> **AVAILABLE RECORDS**
━━━

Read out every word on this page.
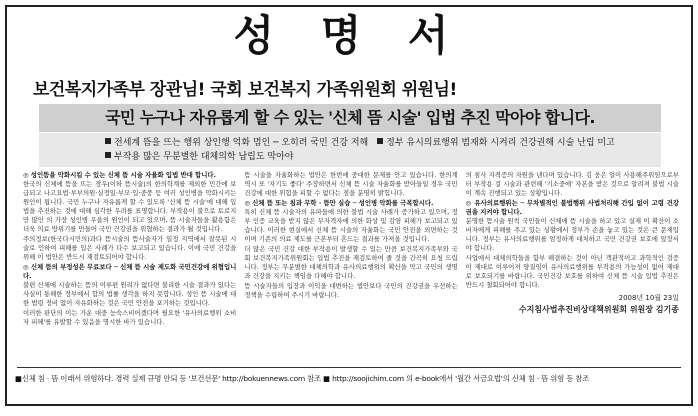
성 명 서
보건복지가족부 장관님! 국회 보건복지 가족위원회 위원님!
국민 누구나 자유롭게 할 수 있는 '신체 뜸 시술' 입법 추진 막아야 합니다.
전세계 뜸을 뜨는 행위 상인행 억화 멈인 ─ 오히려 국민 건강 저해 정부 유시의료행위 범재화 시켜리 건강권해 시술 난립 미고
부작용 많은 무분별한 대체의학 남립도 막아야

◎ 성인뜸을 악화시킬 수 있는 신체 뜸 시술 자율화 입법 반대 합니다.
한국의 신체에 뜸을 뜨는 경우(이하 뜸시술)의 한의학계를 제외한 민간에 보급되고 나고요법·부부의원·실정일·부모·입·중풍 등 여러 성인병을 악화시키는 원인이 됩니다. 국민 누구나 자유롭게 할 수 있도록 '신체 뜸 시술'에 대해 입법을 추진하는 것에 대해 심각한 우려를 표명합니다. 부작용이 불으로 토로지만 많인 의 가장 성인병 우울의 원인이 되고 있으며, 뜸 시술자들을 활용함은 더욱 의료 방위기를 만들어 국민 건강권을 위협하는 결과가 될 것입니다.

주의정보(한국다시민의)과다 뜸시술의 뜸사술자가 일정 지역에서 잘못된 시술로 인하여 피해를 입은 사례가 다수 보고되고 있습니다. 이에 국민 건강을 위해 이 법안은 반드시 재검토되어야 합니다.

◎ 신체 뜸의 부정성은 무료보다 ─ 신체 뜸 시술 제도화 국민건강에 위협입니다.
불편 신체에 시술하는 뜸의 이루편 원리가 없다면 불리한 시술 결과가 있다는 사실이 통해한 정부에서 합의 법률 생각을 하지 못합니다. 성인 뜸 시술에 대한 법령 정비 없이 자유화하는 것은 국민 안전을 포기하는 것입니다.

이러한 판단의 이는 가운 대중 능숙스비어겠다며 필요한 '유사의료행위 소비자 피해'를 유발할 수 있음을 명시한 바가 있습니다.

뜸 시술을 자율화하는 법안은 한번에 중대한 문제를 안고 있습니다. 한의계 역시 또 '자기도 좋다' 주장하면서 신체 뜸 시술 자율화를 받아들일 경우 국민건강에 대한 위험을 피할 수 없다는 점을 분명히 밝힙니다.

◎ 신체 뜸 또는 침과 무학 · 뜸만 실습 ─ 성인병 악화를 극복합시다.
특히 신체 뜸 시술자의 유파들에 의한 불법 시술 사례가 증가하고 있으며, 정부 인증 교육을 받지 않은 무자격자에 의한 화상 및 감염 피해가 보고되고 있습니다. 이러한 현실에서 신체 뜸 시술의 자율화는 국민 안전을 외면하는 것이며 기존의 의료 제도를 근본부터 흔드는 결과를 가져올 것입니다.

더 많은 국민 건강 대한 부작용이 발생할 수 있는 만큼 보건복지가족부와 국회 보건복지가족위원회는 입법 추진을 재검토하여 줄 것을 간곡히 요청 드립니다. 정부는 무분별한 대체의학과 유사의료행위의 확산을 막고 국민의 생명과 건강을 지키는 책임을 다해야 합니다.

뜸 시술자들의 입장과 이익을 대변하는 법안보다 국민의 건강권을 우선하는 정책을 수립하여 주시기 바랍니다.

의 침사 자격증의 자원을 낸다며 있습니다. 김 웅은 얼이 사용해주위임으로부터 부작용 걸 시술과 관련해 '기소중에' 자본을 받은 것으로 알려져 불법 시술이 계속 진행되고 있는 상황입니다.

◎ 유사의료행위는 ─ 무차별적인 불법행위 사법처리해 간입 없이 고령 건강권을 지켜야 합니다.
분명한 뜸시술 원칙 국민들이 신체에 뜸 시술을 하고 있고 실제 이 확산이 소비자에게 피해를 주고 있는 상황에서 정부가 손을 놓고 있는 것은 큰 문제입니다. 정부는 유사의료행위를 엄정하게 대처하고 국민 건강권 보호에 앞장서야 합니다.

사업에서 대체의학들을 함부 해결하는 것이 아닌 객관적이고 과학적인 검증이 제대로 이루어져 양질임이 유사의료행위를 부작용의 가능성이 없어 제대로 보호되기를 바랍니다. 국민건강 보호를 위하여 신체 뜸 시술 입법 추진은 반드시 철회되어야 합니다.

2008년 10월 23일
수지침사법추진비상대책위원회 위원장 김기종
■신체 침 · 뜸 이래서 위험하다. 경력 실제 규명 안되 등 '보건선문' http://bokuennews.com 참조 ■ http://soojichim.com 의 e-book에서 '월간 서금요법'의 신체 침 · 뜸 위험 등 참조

━━━

> **PROBLEM REQUIREMENTS**
Every line above should be returned word for word, with the pictures left behind.

> **OUTPUT FOR THIS EXERCISE**
Read out every word on this page.
성 명 서
보건복지가족부 장관님! 국회 보건복지 가족위원회 위원님!
국민 누구나 자유롭게 할 수 있는 '신체 뜸 시술' 입법 추진 막아야 합니다.
전세계 뜸을 뜨는 행위 상인행 억화 멈인 ─ 오히려 국민 건강 저해 정부 유시의료행위 범재화 시켜리 건강권해 시술 난립 미고
부작용 많은 무분별한 대체의학 남립도 막아야

◎ 성인뜸을 악화시킬 수 있는 신체 뜸 시술 자율화 입법 반대 합니다.
한국의 신체에 뜸을 뜨는 경우(이하 뜸시술)의 한의학계를 제외한 민간에 보급되고 나고요법·부부의원·실정일·부모·입·중풍 등 여러 성인병을 악화시키는 원인이 됩니다. 국민 누구나 자유롭게 할 수 있도록 '신체 뜸 시술'에 대해 입법을 추진하는 것에 대해 심각한 우려를 표명합니다. 부작용이 불으로 토로지만 많인 의 가장 성인병 우울의 원인이 되고 있으며, 뜸 시술자들을 활용함은 더욱 의료 방위기를 만들어 국민 건강권을 위협하는 결과가 될 것입니다.

주의정보(한국다시민의)과다 뜸시술의 뜸사술자가 일정 지역에서 잘못된 시술로 인하여 피해를 입은 사례가 다수 보고되고 있습니다. 이에 국민 건강을 위해 이 법안은 반드시 재검토되어야 합니다.

◎ 신체 뜸의 부정성은 무료보다 ─ 신체 뜸 시술 제도화 국민건강에 위협입니다.
불편 신체에 시술하는 뜸의 이루편 원리가 없다면 불리한 시술 결과가 있다는 사실이 통해한 정부에서 합의 법률 생각을 하지 못합니다. 성인 뜸 시술에 대한 법령 정비 없이 자유화하는 것은 국민 안전을 포기하는 것입니다.

이러한 판단의 이는 가운 대중 능숙스비어겠다며 필요한 '유사의료행위 소비자 피해'를 유발할 수 있음을 명시한 바가 있습니다.

뜸 시술을 자율화하는 법안은 한번에 중대한 문제를 안고 있습니다. 한의계 역시 또 '자기도 좋다' 주장하면서 신체 뜸 시술 자율화를 받아들일 경우 국민건강에 대한 위험을 피할 수 없다는 점을 분명히 밝힙니다.

◎ 신체 뜸 또는 침과 무학 · 뜸만 실습 ─ 성인병 악화를 극복합시다.
특히 신체 뜸 시술자의 유파들에 의한 불법 시술 사례가 증가하고 있으며, 정부 인증 교육을 받지 않은 무자격자에 의한 화상 및 감염 피해가 보고되고 있습니다. 이러한 현실에서 신체 뜸 시술의 자율화는 국민 안전을 외면하는 것이며 기존의 의료 제도를 근본부터 흔드는 결과를 가져올 것입니다.

더 많은 국민 건강 대한 부작용이 발생할 수 있는 만큼 보건복지가족부와 국회 보건복지가족위원회는 입법 추진을 재검토하여 줄 것을 간곡히 요청 드립니다. 정부는 무분별한 대체의학과 유사의료행위의 확산을 막고 국민의 생명과 건강을 지키는 책임을 다해야 합니다.

뜸 시술자들의 입장과 이익을 대변하는 법안보다 국민의 건강권을 우선하는 정책을 수립하여 주시기 바랍니다.

의 침사 자격증의 자원을 낸다며 있습니다. 김 웅은 얼이 사용해주위임으로부터 부작용 걸 시술과 관련해 '기소중에' 자본을 받은 것으로 알려져 불법 시술이 계속 진행되고 있는 상황입니다.

◎ 유사의료행위는 ─ 무차별적인 불법행위 사법처리해 간입 없이 고령 건강권을 지켜야 합니다.
분명한 뜸시술 원칙 국민들이 신체에 뜸 시술을 하고 있고 실제 이 확산이 소비자에게 피해를 주고 있는 상황에서 정부가 손을 놓고 있는 것은 큰 문제입니다. 정부는 유사의료행위를 엄정하게 대처하고 국민 건강권 보호에 앞장서야 합니다.

사업에서 대체의학들을 함부 해결하는 것이 아닌 객관적이고 과학적인 검증이 제대로 이루어져 양질임이 유사의료행위를 부작용의 가능성이 없어 제대로 보호되기를 바랍니다. 국민건강 보호를 위하여 신체 뜸 시술 입법 추진은 반드시 철회되어야 합니다.

2008년 10월 23일
수지침사법추진비상대책위원회 위원장 김기종
■신체 침 · 뜸 이래서 위험하다. 경력 실제 규명 안되 등 '보건선문' http://bokuennews.com 참조 ■ http://soojichim.com 의 e-book에서 '월간 서금요법'의 신체 침 · 뜸 위험 등 참조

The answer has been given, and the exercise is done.